START Given information

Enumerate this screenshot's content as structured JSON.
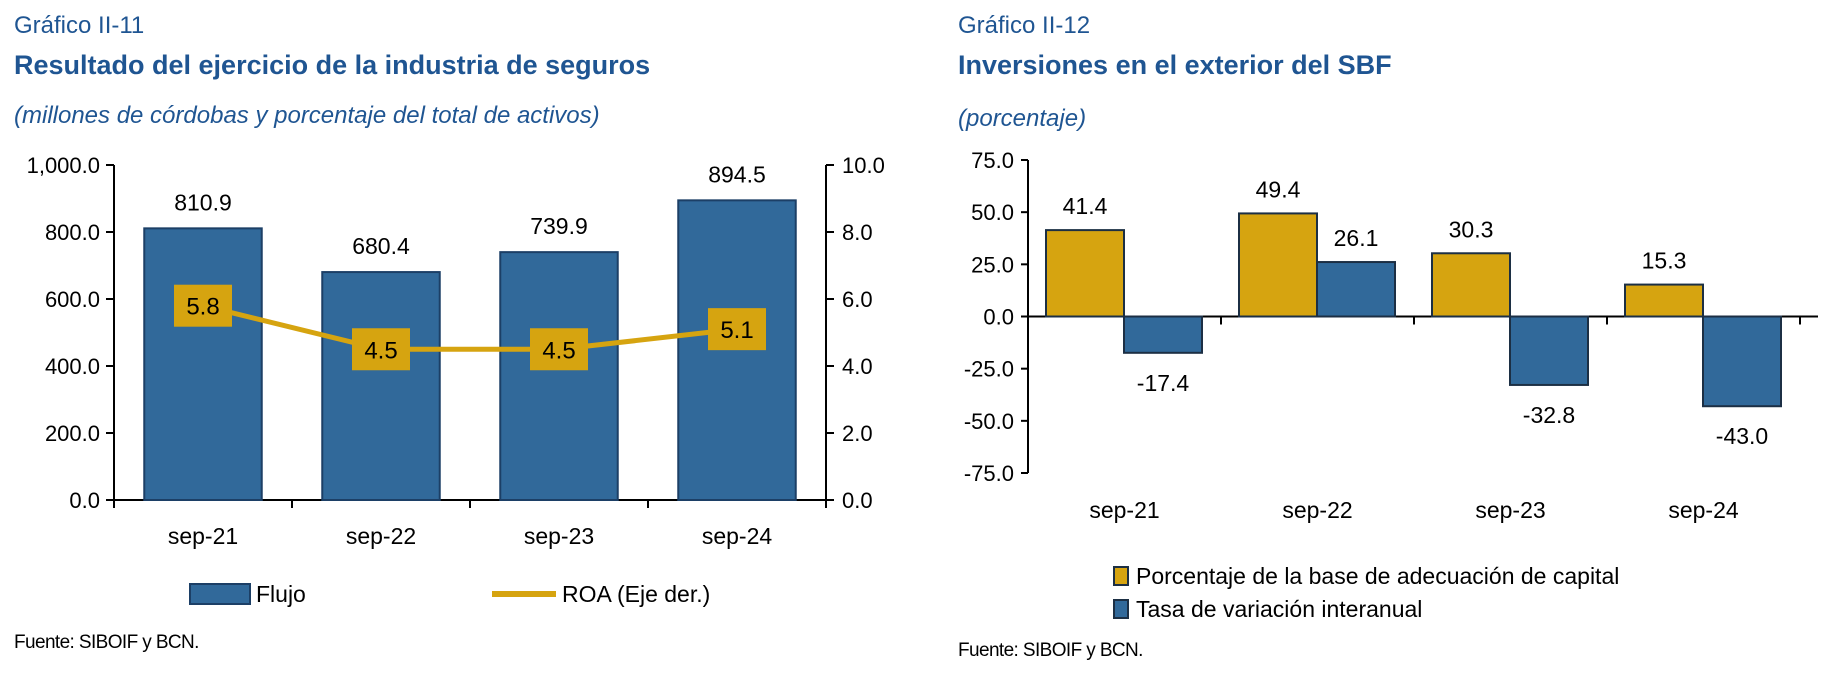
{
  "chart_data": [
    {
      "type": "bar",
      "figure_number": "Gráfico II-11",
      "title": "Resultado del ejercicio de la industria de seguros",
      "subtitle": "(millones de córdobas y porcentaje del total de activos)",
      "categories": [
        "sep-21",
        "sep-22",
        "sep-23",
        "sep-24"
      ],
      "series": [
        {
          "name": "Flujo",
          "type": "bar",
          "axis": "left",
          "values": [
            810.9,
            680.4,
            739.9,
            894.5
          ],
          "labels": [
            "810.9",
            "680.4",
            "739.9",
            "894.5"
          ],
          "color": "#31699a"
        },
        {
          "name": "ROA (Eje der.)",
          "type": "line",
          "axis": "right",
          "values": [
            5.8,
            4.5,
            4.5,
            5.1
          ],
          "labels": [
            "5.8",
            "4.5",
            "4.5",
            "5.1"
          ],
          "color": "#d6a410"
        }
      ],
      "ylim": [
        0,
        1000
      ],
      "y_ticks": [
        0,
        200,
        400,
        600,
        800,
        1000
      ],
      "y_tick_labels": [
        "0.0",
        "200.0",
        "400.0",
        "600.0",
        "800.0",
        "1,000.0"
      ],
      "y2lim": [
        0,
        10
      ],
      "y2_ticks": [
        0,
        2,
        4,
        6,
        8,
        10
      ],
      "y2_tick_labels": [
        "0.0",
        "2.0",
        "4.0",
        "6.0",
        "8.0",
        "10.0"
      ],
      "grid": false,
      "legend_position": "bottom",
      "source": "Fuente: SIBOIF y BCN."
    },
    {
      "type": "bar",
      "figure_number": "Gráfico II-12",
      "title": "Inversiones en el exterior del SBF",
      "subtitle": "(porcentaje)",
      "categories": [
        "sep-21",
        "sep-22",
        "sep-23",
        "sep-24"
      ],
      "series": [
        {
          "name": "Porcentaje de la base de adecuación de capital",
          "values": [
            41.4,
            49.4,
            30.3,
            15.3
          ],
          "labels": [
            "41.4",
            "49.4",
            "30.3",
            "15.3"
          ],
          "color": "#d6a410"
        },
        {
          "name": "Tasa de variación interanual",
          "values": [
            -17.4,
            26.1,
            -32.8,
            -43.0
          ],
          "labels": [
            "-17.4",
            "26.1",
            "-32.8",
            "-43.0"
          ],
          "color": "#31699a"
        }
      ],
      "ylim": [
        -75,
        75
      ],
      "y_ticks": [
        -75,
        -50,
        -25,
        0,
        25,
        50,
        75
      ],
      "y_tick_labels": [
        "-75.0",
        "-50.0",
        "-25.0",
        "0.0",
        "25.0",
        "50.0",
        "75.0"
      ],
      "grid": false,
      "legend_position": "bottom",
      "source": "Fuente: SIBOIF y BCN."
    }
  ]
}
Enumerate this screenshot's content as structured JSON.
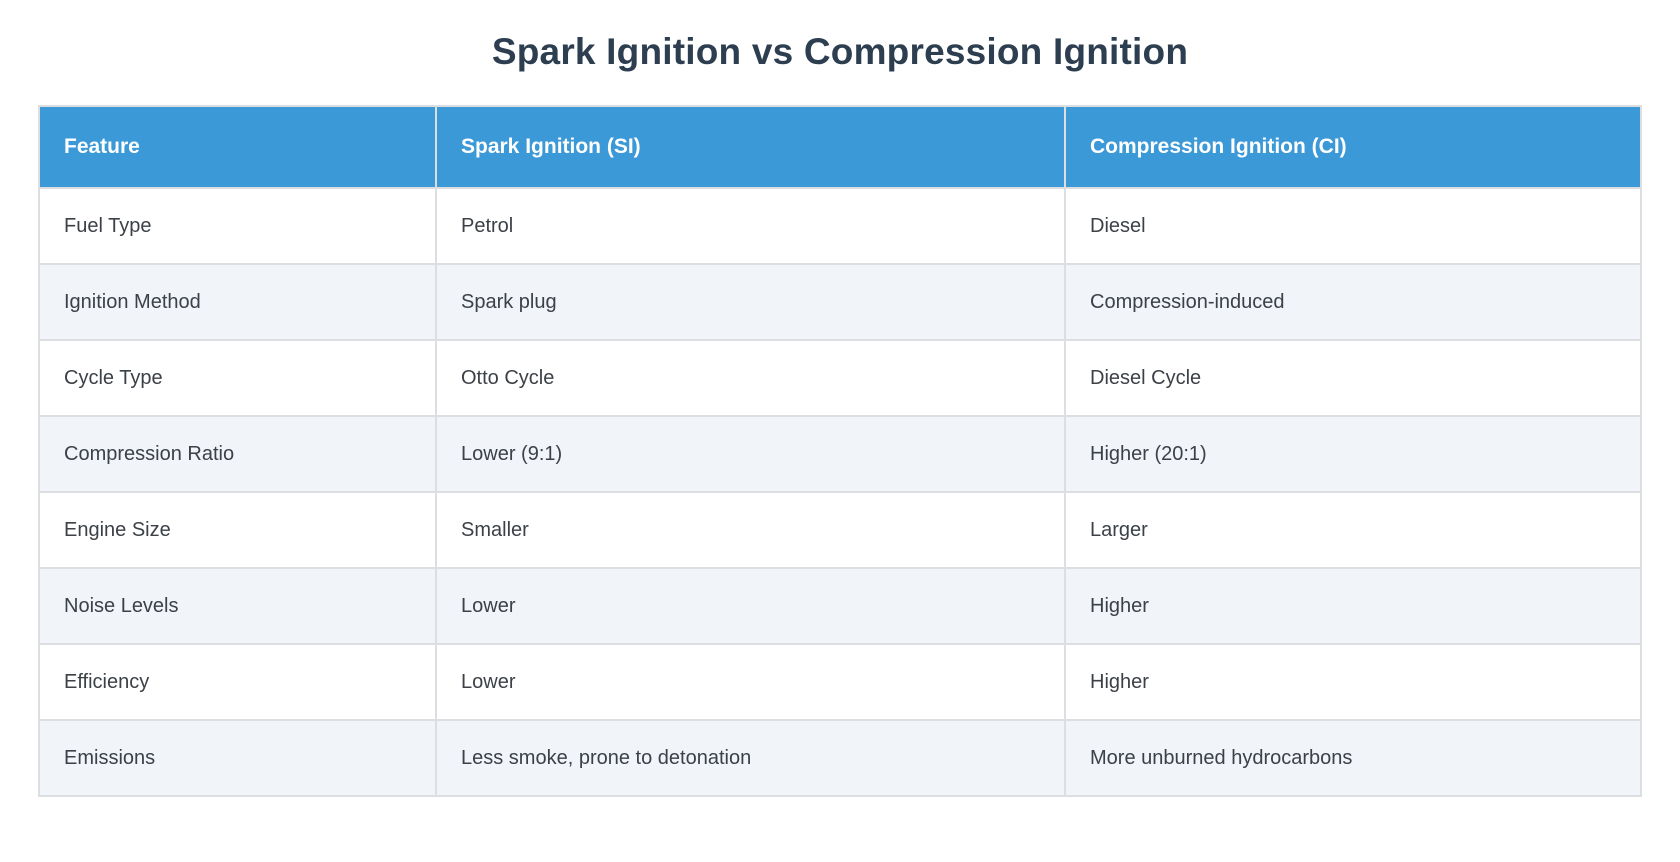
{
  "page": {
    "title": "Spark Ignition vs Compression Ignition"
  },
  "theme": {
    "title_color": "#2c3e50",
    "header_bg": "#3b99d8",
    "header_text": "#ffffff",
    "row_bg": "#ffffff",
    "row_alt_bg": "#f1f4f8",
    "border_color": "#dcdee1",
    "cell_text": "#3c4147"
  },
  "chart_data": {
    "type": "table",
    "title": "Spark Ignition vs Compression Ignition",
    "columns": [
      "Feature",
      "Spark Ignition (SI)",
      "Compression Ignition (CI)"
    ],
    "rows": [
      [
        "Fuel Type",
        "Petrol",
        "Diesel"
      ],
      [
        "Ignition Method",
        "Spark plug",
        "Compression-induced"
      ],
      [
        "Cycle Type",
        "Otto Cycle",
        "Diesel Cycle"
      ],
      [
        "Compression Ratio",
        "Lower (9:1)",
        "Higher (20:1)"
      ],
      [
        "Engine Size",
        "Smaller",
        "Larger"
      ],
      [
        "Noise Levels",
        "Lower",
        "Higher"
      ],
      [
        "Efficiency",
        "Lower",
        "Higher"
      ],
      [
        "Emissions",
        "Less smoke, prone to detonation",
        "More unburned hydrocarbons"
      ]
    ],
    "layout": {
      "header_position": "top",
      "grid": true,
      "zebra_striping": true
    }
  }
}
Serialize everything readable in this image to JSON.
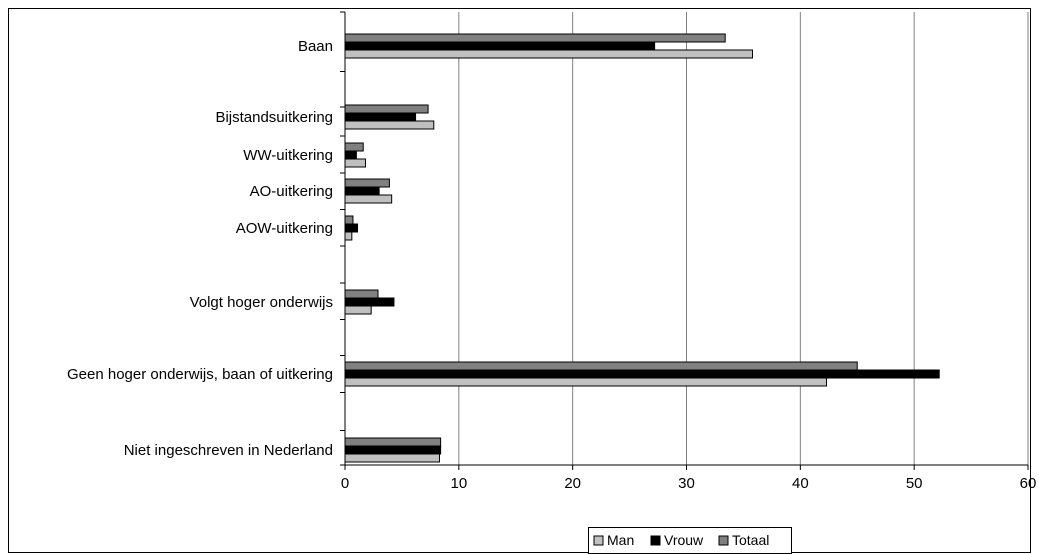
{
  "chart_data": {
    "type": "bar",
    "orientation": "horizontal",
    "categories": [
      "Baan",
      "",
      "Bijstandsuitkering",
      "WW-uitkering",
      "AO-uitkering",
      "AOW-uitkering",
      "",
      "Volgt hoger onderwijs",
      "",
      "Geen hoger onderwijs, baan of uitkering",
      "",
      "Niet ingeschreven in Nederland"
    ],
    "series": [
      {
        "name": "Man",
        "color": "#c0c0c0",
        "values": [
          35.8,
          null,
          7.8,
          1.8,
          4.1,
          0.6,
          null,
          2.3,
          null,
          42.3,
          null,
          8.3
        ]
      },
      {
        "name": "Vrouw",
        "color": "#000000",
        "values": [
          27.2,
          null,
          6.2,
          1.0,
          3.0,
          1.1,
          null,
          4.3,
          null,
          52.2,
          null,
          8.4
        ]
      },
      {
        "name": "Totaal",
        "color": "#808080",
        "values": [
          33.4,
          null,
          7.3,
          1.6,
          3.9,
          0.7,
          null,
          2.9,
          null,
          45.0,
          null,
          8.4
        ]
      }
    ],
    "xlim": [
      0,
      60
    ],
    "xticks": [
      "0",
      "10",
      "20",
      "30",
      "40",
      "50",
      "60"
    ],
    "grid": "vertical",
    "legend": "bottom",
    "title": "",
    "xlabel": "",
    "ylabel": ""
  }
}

END Given information

◆ Prompt
Search the data for "Ignition". Copy every matching line.

◆ Task result
    "title": "Spark Ignition vs Compression Ignition"
    "title": "Spark Ignition vs Compression Ignition",
      "Spark Ignition (SI)",
      "Compression Ignition (CI)"
        "Ignition Method",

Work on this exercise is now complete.